| Given exercise |
Quote every line of the material beneath this one.
------------------------------
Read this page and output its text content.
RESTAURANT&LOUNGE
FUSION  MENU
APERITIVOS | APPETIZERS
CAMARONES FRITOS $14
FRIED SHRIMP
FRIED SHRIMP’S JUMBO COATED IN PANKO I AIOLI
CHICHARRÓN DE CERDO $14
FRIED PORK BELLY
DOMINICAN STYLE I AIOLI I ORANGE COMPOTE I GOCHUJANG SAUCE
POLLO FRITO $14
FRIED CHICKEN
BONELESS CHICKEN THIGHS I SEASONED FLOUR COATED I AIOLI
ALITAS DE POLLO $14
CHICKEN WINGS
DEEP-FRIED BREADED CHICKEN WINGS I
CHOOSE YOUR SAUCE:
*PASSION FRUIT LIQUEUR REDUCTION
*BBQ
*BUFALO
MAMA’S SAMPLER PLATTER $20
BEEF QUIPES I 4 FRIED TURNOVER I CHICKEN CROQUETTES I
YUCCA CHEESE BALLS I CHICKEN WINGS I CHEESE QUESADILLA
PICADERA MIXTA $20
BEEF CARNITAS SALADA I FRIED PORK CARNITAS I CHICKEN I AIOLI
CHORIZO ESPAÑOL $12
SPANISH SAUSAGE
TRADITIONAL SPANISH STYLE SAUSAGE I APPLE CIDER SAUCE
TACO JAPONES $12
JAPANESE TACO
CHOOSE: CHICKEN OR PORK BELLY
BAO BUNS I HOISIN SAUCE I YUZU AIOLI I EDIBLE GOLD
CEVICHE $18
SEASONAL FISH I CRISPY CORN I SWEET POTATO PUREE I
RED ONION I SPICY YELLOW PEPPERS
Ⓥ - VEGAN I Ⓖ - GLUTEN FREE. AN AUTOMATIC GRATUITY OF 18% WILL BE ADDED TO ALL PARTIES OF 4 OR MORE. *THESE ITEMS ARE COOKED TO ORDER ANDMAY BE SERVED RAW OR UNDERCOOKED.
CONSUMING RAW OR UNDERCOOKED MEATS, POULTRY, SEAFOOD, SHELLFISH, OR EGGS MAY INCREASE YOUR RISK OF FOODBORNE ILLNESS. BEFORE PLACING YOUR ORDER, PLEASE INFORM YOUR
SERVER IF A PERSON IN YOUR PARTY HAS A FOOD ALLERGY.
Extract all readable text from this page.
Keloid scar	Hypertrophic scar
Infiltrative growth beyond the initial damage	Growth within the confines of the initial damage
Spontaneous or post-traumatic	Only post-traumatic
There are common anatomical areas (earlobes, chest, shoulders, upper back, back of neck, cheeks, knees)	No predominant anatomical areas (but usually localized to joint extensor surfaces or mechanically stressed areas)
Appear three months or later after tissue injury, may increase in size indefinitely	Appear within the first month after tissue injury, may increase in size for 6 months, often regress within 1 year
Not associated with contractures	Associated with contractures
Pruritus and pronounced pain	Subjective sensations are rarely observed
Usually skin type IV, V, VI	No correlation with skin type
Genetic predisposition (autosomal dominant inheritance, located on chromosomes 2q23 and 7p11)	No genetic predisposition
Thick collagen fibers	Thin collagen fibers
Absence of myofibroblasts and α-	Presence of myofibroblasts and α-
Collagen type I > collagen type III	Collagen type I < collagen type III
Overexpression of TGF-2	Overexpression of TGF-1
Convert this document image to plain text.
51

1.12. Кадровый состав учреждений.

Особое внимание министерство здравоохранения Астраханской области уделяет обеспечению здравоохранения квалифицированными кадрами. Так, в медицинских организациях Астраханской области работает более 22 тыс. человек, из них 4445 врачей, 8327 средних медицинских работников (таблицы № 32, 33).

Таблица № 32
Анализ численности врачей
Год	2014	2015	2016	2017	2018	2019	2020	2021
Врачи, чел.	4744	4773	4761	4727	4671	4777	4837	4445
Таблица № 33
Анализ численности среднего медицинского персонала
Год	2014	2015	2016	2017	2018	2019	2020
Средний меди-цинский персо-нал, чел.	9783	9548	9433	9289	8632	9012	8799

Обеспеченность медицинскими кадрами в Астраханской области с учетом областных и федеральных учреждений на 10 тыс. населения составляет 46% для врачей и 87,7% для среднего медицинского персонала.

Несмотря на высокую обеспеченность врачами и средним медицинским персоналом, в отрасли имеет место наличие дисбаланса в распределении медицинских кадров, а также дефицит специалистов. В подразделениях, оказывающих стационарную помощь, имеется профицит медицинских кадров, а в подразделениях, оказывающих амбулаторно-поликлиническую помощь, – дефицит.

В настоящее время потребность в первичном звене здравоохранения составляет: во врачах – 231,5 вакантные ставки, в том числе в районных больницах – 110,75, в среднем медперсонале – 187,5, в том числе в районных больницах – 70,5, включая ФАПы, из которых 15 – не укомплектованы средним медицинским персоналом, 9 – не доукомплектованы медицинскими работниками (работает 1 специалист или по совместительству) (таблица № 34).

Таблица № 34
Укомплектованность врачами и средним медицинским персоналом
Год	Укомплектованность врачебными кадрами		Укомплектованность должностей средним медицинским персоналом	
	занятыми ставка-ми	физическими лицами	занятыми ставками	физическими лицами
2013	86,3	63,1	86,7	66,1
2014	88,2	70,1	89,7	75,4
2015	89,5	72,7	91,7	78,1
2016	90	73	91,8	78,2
------------------------------
| Solution |
Read this page and output its text content.
RESTAURANT&LOUNGE
FUSION  MENU
APERITIVOS | APPETIZERS
CAMARONES FRITOS $14
FRIED SHRIMP
FRIED SHRIMP’S JUMBO COATED IN PANKO I AIOLI
CHICHARRÓN DE CERDO $14
FRIED PORK BELLY
DOMINICAN STYLE I AIOLI I ORANGE COMPOTE I GOCHUJANG SAUCE
POLLO FRITO $14
FRIED CHICKEN
BONELESS CHICKEN THIGHS I SEASONED FLOUR COATED I AIOLI
ALITAS DE POLLO $14
CHICKEN WINGS
DEEP-FRIED BREADED CHICKEN WINGS I
CHOOSE YOUR SAUCE:
*PASSION FRUIT LIQUEUR REDUCTION
*BBQ
*BUFALO
MAMA’S SAMPLER PLATTER $20
BEEF QUIPES I 4 FRIED TURNOVER I CHICKEN CROQUETTES I
YUCCA CHEESE BALLS I CHICKEN WINGS I CHEESE QUESADILLA
PICADERA MIXTA $20
BEEF CARNITAS SALADA I FRIED PORK CARNITAS I CHICKEN I AIOLI
CHORIZO ESPAÑOL $12
SPANISH SAUSAGE
TRADITIONAL SPANISH STYLE SAUSAGE I APPLE CIDER SAUCE
TACO JAPONES $12
JAPANESE TACO
CHOOSE: CHICKEN OR PORK BELLY
BAO BUNS I HOISIN SAUCE I YUZU AIOLI I EDIBLE GOLD
CEVICHE $18
SEASONAL FISH I CRISPY CORN I SWEET POTATO PUREE I
RED ONION I SPICY YELLOW PEPPERS
Ⓥ - VEGAN I Ⓖ - GLUTEN FREE. AN AUTOMATIC GRATUITY OF 18% WILL BE ADDED TO ALL PARTIES OF 4 OR MORE. *THESE ITEMS ARE COOKED TO ORDER ANDMAY BE SERVED RAW OR UNDERCOOKED.
CONSUMING RAW OR UNDERCOOKED MEATS, POULTRY, SEAFOOD, SHELLFISH, OR EGGS MAY INCREASE YOUR RISK OF FOODBORNE ILLNESS. BEFORE PLACING YOUR ORDER, PLEASE INFORM YOUR
SERVER IF A PERSON IN YOUR PARTY HAS A FOOD ALLERGY.
Extract all readable text from this page.
Keloid scar	Hypertrophic scar
Infiltrative growth beyond the initial damage	Growth within the confines of the initial damage
Spontaneous or post-traumatic	Only post-traumatic
There are common anatomical areas (earlobes, chest, shoulders, upper back, back of neck, cheeks, knees)	No predominant anatomical areas (but usually localized to joint extensor surfaces or mechanically stressed areas)
Appear three months or later after tissue injury, may increase in size indefinitely	Appear within the first month after tissue injury, may increase in size for 6 months, often regress within 1 year
Not associated with contractures	Associated with contractures
Pruritus and pronounced pain	Subjective sensations are rarely observed
Usually skin type IV, V, VI	No correlation with skin type
Genetic predisposition (autosomal dominant inheritance, located on chromosomes 2q23 and 7p11)	No genetic predisposition
Thick collagen fibers	Thin collagen fibers
Absence of myofibroblasts and α-	Presence of myofibroblasts and α-
Collagen type I > collagen type III	Collagen type I < collagen type III
Overexpression of TGF-2	Overexpression of TGF-1
Convert this document image to plain text.
51

1.12. Кадровый состав учреждений.

Особое внимание министерство здравоохранения Астраханской области уделяет обеспечению здравоохранения квалифицированными кадрами. Так, в медицинских организациях Астраханской области работает более 22 тыс. человек, из них 4445 врачей, 8327 средних медицинских работников (таблицы № 32, 33).

Таблица № 32
Анализ численности врачей
Год	2014	2015	2016	2017	2018	2019	2020	2021
Врачи, чел.	4744	4773	4761	4727	4671	4777	4837	4445
Таблица № 33
Анализ численности среднего медицинского персонала
Год	2014	2015	2016	2017	2018	2019	2020
Средний меди-цинский персо-нал, чел.	9783	9548	9433	9289	8632	9012	8799

Обеспеченность медицинскими кадрами в Астраханской области с учетом областных и федеральных учреждений на 10 тыс. населения составляет 46% для врачей и 87,7% для среднего медицинского персонала.

Несмотря на высокую обеспеченность врачами и средним медицинским персоналом, в отрасли имеет место наличие дисбаланса в распределении медицинских кадров, а также дефицит специалистов. В подразделениях, оказывающих стационарную помощь, имеется профицит медицинских кадров, а в подразделениях, оказывающих амбулаторно-поликлиническую помощь, – дефицит.

В настоящее время потребность в первичном звене здравоохранения составляет: во врачах – 231,5 вакантные ставки, в том числе в районных больницах – 110,75, в среднем медперсонале – 187,5, в том числе в районных больницах – 70,5, включая ФАПы, из которых 15 – не укомплектованы средним медицинским персоналом, 9 – не доукомплектованы медицинскими работниками (работает 1 специалист или по совместительству) (таблица № 34).

Таблица № 34
Укомплектованность врачами и средним медицинским персоналом
Год	Укомплектованность врачебными кадрами		Укомплектованность должностей средним медицинским персоналом	
	занятыми ставка-ми	физическими лицами	занятыми ставками	физическими лицами
2013	86,3	63,1	86,7	66,1
2014	88,2	70,1	89,7	75,4
2015	89,5	72,7	91,7	78,1
2016	90	73	91,8	78,2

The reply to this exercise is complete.